==== DATA LISTING

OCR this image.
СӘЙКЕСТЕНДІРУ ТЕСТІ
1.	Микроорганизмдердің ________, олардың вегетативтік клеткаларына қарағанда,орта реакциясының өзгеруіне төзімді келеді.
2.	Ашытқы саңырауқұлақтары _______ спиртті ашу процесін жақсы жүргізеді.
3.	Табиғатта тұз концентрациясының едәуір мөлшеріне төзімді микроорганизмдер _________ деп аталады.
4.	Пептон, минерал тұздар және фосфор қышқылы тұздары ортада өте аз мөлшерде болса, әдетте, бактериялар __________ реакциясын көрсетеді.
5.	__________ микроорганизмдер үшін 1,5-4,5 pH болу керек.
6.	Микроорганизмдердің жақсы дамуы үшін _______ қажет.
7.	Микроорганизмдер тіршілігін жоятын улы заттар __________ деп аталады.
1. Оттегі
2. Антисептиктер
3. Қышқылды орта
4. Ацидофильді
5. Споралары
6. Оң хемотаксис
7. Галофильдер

========

- DIRECTIVE:
Where a line of the data holds "Микроорганизмдердің", show that line.

- SOLUTION TO THE PROBLEM:
1.	Микроорганизмдердің ________, олардың вегетативтік клеткаларына қарағанда,орта реакциясының өзгеруіне төзімді келеді.
6.	Микроорганизмдердің жақсы дамуы үшін _______ қажет.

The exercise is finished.